# Data section start

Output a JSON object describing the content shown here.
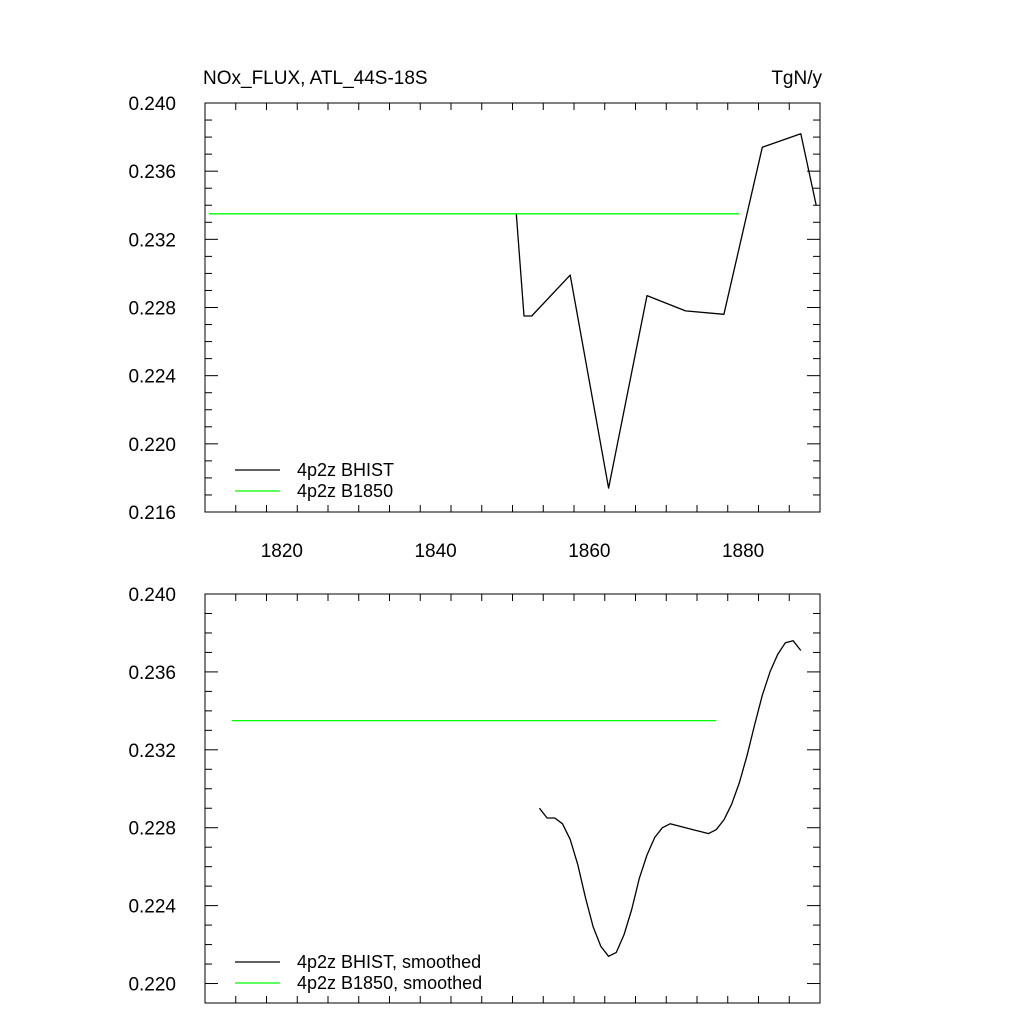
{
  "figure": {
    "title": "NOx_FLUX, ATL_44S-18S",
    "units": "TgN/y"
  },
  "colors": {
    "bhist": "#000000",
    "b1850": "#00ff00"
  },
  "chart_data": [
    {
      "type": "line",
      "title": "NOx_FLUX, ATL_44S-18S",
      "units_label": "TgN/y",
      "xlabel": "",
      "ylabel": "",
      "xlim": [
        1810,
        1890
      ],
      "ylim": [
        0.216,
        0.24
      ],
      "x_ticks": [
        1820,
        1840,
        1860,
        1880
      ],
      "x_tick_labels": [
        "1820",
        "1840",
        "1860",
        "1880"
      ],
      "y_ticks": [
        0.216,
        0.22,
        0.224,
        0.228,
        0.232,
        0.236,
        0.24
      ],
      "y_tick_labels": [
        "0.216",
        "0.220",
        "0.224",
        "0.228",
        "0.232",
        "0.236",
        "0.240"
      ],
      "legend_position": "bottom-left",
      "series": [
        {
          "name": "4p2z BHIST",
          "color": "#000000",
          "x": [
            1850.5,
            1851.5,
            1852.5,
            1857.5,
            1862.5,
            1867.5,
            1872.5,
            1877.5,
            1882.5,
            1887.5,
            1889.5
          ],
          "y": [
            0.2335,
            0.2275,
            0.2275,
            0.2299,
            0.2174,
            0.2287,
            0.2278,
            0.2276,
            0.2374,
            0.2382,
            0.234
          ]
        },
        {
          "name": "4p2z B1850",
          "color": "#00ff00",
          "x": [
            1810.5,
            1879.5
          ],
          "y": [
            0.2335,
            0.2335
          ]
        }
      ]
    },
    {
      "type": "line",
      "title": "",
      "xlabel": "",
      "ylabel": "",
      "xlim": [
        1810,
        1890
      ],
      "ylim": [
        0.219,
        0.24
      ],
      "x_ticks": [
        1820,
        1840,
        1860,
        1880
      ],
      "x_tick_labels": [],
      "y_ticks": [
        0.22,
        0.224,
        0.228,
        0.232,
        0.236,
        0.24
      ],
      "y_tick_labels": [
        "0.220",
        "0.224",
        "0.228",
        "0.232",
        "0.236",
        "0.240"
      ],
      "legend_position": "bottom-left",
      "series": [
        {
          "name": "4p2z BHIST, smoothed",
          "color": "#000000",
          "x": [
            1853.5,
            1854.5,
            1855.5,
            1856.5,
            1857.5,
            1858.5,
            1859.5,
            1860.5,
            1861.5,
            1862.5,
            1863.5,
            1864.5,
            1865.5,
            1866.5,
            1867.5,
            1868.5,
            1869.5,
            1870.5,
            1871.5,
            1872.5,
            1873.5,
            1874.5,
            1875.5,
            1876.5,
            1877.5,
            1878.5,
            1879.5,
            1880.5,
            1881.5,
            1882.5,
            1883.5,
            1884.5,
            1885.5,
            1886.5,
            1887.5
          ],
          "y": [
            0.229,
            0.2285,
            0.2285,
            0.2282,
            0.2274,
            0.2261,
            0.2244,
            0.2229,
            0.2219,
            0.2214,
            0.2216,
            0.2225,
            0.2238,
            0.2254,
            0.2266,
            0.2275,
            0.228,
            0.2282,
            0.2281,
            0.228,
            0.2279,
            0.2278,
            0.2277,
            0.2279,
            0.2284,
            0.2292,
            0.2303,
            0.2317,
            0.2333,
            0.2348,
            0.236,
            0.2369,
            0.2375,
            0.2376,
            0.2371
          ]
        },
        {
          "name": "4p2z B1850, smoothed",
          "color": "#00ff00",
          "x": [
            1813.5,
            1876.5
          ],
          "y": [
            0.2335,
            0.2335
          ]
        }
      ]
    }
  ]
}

# Data section end

• Task description
Quote the data exactly, leaving every image out of the copy.

• Task solution
Output a JSON object describing the content shown here.
{
  "figure": {
    "title": "NOx_FLUX, ATL_44S-18S",
    "units": "TgN/y"
  },
  "colors": {
    "bhist": "#000000",
    "b1850": "#00ff00"
  },
  "chart_data": [
    {
      "type": "line",
      "title": "NOx_FLUX, ATL_44S-18S",
      "units_label": "TgN/y",
      "xlabel": "",
      "ylabel": "",
      "xlim": [
        1810,
        1890
      ],
      "ylim": [
        0.216,
        0.24
      ],
      "x_ticks": [
        1820,
        1840,
        1860,
        1880
      ],
      "x_tick_labels": [
        "1820",
        "1840",
        "1860",
        "1880"
      ],
      "y_ticks": [
        0.216,
        0.22,
        0.224,
        0.228,
        0.232,
        0.236,
        0.24
      ],
      "y_tick_labels": [
        "0.216",
        "0.220",
        "0.224",
        "0.228",
        "0.232",
        "0.236",
        "0.240"
      ],
      "legend_position": "bottom-left",
      "series": [
        {
          "name": "4p2z BHIST",
          "color": "#000000",
          "x": [
            1850.5,
            1851.5,
            1852.5,
            1857.5,
            1862.5,
            1867.5,
            1872.5,
            1877.5,
            1882.5,
            1887.5,
            1889.5
          ],
          "y": [
            0.2335,
            0.2275,
            0.2275,
            0.2299,
            0.2174,
            0.2287,
            0.2278,
            0.2276,
            0.2374,
            0.2382,
            0.234
          ]
        },
        {
          "name": "4p2z B1850",
          "color": "#00ff00",
          "x": [
            1810.5,
            1879.5
          ],
          "y": [
            0.2335,
            0.2335
          ]
        }
      ]
    },
    {
      "type": "line",
      "title": "",
      "xlabel": "",
      "ylabel": "",
      "xlim": [
        1810,
        1890
      ],
      "ylim": [
        0.219,
        0.24
      ],
      "x_ticks": [
        1820,
        1840,
        1860,
        1880
      ],
      "x_tick_labels": [],
      "y_ticks": [
        0.22,
        0.224,
        0.228,
        0.232,
        0.236,
        0.24
      ],
      "y_tick_labels": [
        "0.220",
        "0.224",
        "0.228",
        "0.232",
        "0.236",
        "0.240"
      ],
      "legend_position": "bottom-left",
      "series": [
        {
          "name": "4p2z BHIST, smoothed",
          "color": "#000000",
          "x": [
            1853.5,
            1854.5,
            1855.5,
            1856.5,
            1857.5,
            1858.5,
            1859.5,
            1860.5,
            1861.5,
            1862.5,
            1863.5,
            1864.5,
            1865.5,
            1866.5,
            1867.5,
            1868.5,
            1869.5,
            1870.5,
            1871.5,
            1872.5,
            1873.5,
            1874.5,
            1875.5,
            1876.5,
            1877.5,
            1878.5,
            1879.5,
            1880.5,
            1881.5,
            1882.5,
            1883.5,
            1884.5,
            1885.5,
            1886.5,
            1887.5
          ],
          "y": [
            0.229,
            0.2285,
            0.2285,
            0.2282,
            0.2274,
            0.2261,
            0.2244,
            0.2229,
            0.2219,
            0.2214,
            0.2216,
            0.2225,
            0.2238,
            0.2254,
            0.2266,
            0.2275,
            0.228,
            0.2282,
            0.2281,
            0.228,
            0.2279,
            0.2278,
            0.2277,
            0.2279,
            0.2284,
            0.2292,
            0.2303,
            0.2317,
            0.2333,
            0.2348,
            0.236,
            0.2369,
            0.2375,
            0.2376,
            0.2371
          ]
        },
        {
          "name": "4p2z B1850, smoothed",
          "color": "#00ff00",
          "x": [
            1813.5,
            1876.5
          ],
          "y": [
            0.2335,
            0.2335
          ]
        }
      ]
    }
  ]
}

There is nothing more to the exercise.